- SET TASK:
Repeat, without any change, the entries presented below.

- DATASET CONTENT:
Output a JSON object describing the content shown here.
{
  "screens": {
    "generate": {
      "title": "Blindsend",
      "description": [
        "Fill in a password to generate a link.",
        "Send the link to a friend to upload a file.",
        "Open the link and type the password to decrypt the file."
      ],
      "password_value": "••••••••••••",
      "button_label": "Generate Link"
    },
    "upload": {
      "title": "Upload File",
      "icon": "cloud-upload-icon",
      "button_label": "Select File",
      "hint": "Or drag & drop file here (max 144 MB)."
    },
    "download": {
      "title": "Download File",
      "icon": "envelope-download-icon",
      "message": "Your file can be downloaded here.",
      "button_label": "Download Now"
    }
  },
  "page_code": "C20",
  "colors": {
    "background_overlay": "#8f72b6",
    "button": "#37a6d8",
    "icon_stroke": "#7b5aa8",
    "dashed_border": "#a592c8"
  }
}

- TASK SOLUTION:
Output a JSON object describing the content shown here.
{
  "screens": {
    "generate": {
      "title": "Blindsend",
      "description": [
        "Fill in a password to generate a link.",
        "Send the link to a friend to upload a file.",
        "Open the link and type the password to decrypt the file."
      ],
      "password_value": "••••••••••••",
      "button_label": "Generate Link"
    },
    "upload": {
      "title": "Upload File",
      "icon": "cloud-upload-icon",
      "button_label": "Select File",
      "hint": "Or drag & drop file here (max 144 MB)."
    },
    "download": {
      "title": "Download File",
      "icon": "envelope-download-icon",
      "message": "Your file can be downloaded here.",
      "button_label": "Download Now"
    }
  },
  "page_code": "C20",
  "colors": {
    "background_overlay": "#8f72b6",
    "button": "#37a6d8",
    "icon_stroke": "#7b5aa8",
    "dashed_border": "#a592c8"
  }
}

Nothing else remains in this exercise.